(Dataset rows about figures)
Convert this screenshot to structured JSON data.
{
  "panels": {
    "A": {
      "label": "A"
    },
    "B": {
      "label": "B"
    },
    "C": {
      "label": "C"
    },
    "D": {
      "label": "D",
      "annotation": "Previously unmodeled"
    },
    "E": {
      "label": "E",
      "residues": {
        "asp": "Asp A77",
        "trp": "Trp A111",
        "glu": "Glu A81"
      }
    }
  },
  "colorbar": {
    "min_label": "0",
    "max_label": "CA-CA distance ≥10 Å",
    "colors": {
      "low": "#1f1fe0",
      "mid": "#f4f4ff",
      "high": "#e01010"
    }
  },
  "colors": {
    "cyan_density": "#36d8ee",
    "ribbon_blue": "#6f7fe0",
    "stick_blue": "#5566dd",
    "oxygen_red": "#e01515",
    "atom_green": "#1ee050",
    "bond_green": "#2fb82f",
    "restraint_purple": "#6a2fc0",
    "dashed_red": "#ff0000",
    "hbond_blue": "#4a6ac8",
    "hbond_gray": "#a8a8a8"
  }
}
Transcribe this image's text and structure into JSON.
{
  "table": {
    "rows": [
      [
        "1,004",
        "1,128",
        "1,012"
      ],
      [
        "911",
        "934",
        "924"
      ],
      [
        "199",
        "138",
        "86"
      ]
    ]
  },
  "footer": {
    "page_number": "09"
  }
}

# Work to complete
Print the complete listing again, exactly as it stands.

# Written response
Convert this screenshot to structured JSON data.
{
  "panels": {
    "A": {
      "label": "A"
    },
    "B": {
      "label": "B"
    },
    "C": {
      "label": "C"
    },
    "D": {
      "label": "D",
      "annotation": "Previously unmodeled"
    },
    "E": {
      "label": "E",
      "residues": {
        "asp": "Asp A77",
        "trp": "Trp A111",
        "glu": "Glu A81"
      }
    }
  },
  "colorbar": {
    "min_label": "0",
    "max_label": "CA-CA distance ≥10 Å",
    "colors": {
      "low": "#1f1fe0",
      "mid": "#f4f4ff",
      "high": "#e01010"
    }
  },
  "colors": {
    "cyan_density": "#36d8ee",
    "ribbon_blue": "#6f7fe0",
    "stick_blue": "#5566dd",
    "oxygen_red": "#e01515",
    "atom_green": "#1ee050",
    "bond_green": "#2fb82f",
    "restraint_purple": "#6a2fc0",
    "dashed_red": "#ff0000",
    "hbond_blue": "#4a6ac8",
    "hbond_gray": "#a8a8a8"
  }
}
Transcribe this image's text and structure into JSON.
{
  "table": {
    "rows": [
      [
        "1,004",
        "1,128",
        "1,012"
      ],
      [
        "911",
        "934",
        "924"
      ],
      [
        "199",
        "138",
        "86"
      ]
    ]
  },
  "footer": {
    "page_number": "09"
  }
}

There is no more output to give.